*** ENTRIES ***

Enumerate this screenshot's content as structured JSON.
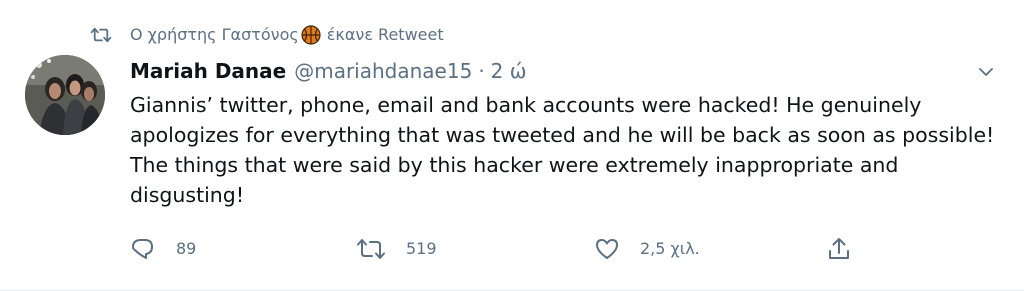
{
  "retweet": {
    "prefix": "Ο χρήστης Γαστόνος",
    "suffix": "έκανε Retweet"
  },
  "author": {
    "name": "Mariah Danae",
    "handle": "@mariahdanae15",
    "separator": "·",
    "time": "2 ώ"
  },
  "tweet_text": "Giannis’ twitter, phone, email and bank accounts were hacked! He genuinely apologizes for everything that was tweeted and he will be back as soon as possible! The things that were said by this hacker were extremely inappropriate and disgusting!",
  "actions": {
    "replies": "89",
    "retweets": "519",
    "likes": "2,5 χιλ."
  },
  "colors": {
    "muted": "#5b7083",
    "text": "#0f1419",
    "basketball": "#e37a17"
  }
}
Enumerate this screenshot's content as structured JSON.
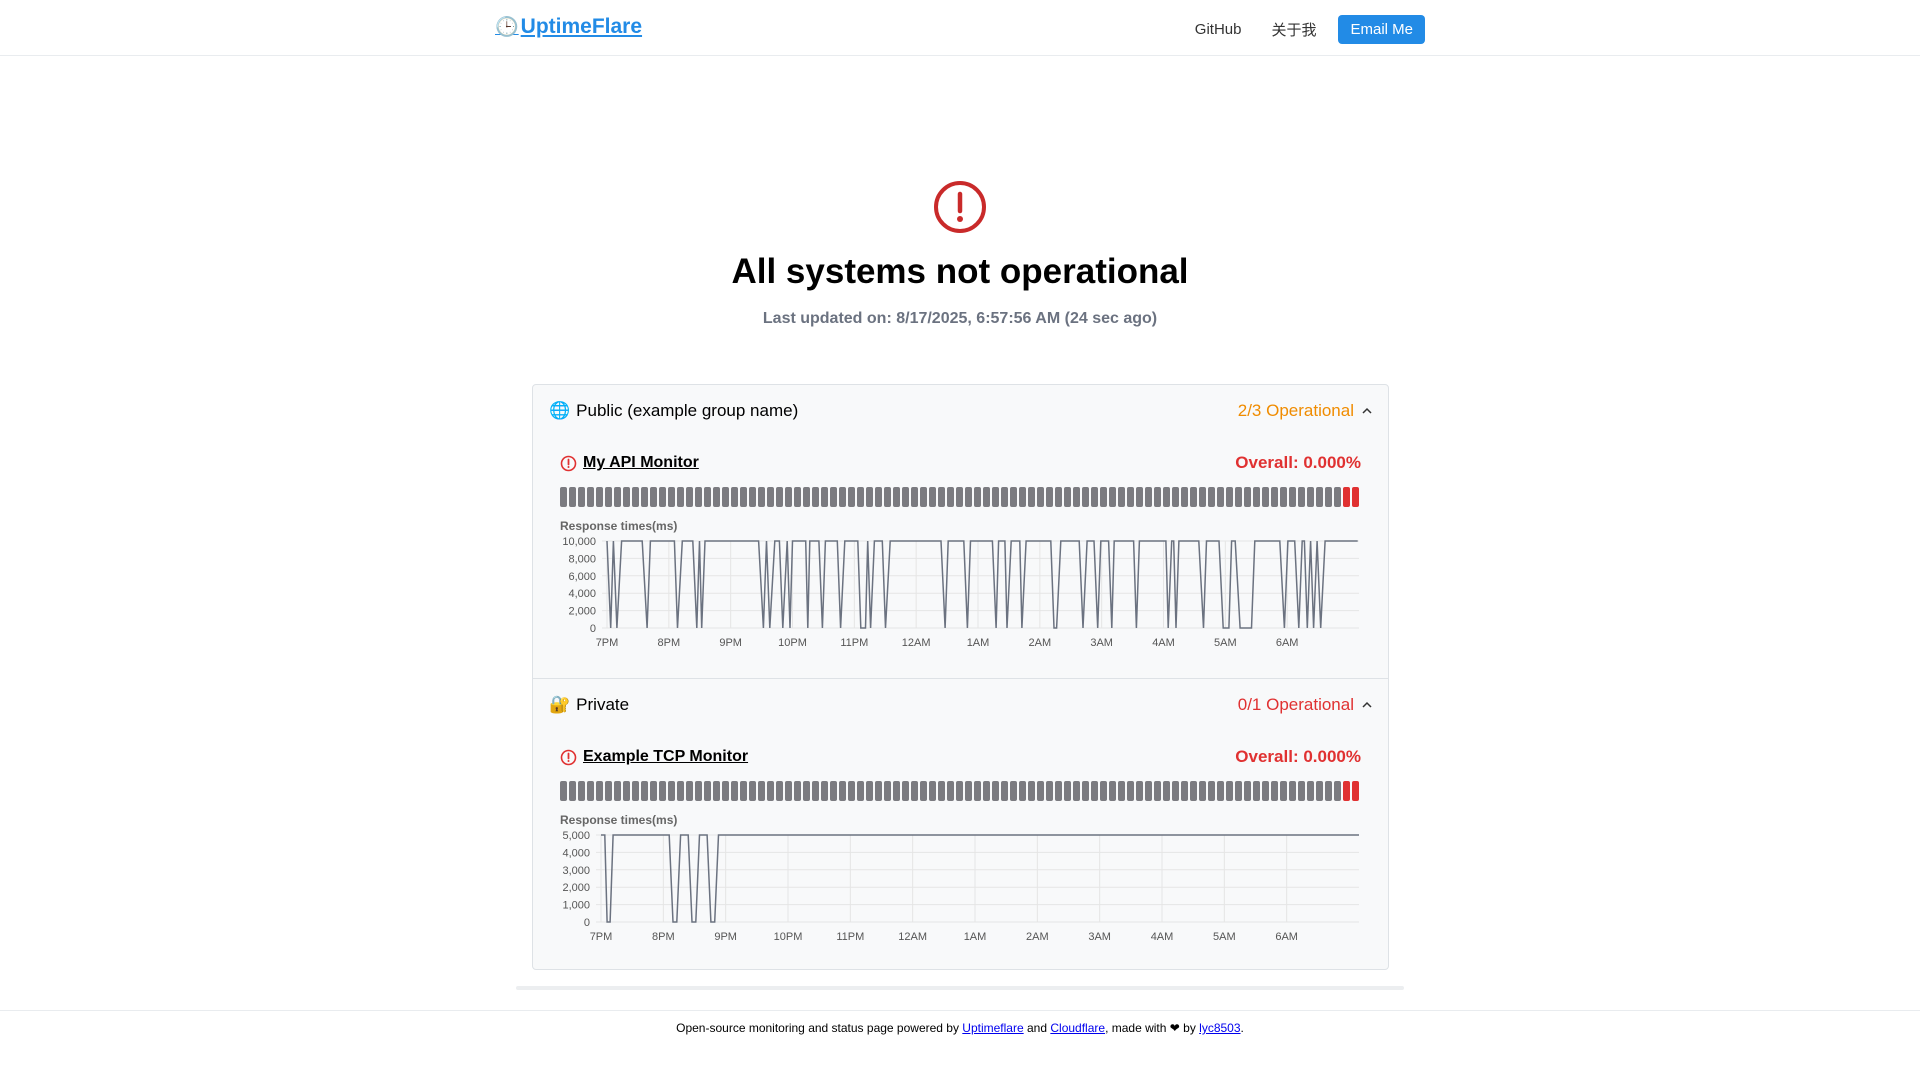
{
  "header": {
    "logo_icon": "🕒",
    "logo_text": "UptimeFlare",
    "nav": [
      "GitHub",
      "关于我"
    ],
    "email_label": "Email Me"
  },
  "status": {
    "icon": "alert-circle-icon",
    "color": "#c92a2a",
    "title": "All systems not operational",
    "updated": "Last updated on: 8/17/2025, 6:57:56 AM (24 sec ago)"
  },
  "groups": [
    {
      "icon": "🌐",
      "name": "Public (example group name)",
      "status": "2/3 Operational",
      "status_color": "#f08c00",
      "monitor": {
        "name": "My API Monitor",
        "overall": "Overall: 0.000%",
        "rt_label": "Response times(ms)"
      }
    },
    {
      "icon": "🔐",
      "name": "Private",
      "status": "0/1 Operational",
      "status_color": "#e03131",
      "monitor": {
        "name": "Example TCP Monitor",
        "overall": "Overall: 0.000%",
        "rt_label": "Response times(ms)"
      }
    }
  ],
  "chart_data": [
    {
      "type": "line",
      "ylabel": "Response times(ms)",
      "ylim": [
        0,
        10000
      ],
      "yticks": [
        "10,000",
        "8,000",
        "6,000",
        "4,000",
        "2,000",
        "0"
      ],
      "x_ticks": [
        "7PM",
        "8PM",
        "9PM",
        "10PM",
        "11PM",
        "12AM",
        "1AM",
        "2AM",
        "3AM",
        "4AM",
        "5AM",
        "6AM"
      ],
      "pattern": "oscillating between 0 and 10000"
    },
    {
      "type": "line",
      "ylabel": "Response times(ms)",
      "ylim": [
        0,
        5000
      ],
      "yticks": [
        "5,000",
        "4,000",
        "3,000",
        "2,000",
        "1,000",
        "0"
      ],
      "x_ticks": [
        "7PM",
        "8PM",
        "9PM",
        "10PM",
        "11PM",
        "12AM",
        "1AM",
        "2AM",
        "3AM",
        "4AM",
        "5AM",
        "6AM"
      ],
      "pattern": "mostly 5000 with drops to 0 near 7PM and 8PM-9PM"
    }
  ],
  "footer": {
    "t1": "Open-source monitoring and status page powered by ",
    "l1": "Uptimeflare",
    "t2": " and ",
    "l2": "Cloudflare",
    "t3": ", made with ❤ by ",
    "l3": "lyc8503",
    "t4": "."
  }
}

***

In the records above, find each line with the word "pattern" and copy it.

## RESULT
      "pattern": "oscillating between 0 and 10000"
      "pattern": "mostly 5000 with drops to 0 near 7PM and 8PM-9PM"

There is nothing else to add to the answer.